**Problem description**
Copy out all lines of the records in which the word "None" appears.

________

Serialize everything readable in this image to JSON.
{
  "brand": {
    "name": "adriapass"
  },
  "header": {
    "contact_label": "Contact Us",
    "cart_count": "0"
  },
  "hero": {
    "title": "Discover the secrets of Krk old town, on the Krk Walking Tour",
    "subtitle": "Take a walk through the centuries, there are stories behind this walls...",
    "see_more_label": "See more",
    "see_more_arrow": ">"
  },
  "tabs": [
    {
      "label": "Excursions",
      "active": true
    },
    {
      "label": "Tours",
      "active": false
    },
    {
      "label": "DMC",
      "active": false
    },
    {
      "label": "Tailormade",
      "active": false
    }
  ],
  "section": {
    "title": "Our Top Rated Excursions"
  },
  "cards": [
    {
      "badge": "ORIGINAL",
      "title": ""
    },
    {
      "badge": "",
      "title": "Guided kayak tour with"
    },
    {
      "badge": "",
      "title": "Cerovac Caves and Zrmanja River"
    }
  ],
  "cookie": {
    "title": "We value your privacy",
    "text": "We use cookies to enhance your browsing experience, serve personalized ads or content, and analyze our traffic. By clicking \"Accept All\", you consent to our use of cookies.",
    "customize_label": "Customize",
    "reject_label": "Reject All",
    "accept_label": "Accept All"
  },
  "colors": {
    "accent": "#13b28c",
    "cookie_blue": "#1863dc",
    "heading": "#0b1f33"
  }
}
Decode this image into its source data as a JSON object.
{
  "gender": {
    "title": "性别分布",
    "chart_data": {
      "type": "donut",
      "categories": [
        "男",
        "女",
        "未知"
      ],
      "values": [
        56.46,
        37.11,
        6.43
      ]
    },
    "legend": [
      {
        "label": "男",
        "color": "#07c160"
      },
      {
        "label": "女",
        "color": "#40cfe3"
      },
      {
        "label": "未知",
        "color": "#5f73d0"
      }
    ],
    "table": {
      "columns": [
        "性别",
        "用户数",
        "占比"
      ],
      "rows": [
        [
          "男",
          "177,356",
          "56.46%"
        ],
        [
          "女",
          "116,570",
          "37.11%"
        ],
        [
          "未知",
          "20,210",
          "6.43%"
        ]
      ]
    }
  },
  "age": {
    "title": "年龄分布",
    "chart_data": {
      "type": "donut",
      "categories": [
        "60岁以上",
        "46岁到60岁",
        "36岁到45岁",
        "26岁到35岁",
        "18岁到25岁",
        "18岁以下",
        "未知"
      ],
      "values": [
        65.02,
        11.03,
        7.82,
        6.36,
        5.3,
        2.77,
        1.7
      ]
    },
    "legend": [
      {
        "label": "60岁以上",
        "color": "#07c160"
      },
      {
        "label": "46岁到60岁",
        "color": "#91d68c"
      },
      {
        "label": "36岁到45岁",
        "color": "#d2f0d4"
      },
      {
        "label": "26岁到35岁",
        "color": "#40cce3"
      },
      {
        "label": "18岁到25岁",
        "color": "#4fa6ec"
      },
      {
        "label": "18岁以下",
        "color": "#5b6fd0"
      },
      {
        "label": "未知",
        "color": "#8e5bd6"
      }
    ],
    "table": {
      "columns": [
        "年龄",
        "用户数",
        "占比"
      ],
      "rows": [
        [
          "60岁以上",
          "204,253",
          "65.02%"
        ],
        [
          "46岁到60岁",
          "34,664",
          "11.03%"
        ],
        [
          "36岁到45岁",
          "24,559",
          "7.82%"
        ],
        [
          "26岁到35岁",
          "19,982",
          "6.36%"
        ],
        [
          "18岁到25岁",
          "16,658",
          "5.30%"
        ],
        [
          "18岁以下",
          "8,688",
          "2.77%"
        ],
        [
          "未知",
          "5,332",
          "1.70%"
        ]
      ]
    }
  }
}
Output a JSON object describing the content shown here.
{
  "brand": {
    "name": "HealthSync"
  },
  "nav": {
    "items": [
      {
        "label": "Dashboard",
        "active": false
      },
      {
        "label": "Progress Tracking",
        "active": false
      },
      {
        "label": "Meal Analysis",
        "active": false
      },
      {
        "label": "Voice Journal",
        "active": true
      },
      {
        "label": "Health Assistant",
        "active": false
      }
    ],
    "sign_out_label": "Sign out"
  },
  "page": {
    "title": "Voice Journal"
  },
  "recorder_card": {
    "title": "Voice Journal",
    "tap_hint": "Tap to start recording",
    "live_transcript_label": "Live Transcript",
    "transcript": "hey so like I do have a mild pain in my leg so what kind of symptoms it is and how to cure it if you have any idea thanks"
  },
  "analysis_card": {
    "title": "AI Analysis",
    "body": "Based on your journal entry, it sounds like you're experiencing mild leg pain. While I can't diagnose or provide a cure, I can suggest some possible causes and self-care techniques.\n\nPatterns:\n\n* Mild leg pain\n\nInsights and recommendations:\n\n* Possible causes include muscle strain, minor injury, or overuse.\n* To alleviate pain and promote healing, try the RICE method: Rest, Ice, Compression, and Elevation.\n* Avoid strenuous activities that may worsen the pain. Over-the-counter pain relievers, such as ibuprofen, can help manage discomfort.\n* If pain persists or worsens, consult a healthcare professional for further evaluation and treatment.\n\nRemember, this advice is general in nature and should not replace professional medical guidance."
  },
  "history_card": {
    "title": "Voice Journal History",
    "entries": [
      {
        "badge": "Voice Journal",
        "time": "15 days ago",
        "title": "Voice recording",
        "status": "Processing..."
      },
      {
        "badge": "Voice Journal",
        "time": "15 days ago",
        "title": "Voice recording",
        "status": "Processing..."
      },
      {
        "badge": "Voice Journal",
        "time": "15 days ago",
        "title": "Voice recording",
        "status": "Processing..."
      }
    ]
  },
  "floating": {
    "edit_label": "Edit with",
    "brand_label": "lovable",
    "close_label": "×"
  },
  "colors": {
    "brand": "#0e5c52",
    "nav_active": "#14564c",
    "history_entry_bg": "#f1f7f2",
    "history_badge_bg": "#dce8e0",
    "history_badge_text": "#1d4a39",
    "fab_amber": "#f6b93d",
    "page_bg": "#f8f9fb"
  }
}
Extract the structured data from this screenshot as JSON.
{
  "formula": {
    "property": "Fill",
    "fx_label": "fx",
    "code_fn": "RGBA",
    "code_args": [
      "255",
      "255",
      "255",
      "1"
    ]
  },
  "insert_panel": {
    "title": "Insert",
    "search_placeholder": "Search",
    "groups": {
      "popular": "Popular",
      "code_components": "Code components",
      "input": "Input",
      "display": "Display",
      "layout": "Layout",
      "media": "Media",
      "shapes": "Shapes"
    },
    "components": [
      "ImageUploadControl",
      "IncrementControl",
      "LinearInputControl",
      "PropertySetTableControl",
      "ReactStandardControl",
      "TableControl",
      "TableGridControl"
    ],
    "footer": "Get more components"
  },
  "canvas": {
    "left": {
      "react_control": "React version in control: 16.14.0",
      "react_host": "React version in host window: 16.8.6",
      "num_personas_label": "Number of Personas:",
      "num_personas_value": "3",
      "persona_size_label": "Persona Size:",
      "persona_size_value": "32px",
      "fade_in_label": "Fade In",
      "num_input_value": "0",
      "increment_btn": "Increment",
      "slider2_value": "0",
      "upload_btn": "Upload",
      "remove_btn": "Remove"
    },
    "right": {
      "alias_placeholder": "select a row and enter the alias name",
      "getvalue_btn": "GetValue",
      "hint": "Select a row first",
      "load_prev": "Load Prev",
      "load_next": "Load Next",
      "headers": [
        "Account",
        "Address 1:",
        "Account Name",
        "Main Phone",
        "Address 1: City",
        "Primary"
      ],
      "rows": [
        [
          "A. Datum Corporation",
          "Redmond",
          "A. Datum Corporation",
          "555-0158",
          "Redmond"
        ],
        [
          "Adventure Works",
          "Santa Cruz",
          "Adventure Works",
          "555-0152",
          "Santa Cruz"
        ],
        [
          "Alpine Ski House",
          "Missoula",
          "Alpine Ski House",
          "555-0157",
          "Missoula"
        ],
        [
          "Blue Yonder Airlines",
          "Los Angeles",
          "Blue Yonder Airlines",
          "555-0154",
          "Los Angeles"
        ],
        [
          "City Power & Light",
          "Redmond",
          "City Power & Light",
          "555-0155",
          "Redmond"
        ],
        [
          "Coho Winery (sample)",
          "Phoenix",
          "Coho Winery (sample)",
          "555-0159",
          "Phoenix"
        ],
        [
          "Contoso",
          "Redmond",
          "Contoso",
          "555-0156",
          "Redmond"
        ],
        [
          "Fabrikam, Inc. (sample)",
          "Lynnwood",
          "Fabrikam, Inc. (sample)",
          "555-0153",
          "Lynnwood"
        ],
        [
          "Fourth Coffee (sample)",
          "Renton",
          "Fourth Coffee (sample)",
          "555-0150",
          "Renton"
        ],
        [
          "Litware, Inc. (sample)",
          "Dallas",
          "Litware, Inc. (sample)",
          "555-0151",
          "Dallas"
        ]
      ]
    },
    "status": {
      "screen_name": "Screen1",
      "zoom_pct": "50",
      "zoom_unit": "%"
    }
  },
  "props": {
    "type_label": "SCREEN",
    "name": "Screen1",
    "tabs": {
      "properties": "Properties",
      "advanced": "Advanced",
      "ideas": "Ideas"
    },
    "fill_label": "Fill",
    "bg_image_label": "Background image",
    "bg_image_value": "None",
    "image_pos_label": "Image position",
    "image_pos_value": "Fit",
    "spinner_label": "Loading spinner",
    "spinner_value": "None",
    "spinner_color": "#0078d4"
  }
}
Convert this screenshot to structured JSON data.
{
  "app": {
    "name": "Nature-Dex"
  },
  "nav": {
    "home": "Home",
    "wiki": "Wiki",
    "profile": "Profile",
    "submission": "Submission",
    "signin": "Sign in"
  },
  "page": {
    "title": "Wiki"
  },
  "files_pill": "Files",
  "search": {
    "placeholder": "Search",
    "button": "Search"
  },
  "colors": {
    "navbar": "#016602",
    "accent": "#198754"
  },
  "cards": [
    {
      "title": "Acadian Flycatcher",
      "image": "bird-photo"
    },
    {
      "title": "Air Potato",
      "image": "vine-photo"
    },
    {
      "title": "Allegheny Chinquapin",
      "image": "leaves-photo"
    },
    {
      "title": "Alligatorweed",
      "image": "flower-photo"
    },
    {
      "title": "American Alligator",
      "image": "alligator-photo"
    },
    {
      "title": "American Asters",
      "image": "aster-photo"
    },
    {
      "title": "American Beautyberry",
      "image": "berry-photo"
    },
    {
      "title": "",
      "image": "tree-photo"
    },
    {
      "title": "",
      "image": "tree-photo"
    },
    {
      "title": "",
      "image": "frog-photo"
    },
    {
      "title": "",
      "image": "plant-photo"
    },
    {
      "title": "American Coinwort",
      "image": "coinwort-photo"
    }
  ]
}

________

**Response to the task**
    "bg_image_value": "None",
    "spinner_value": "None",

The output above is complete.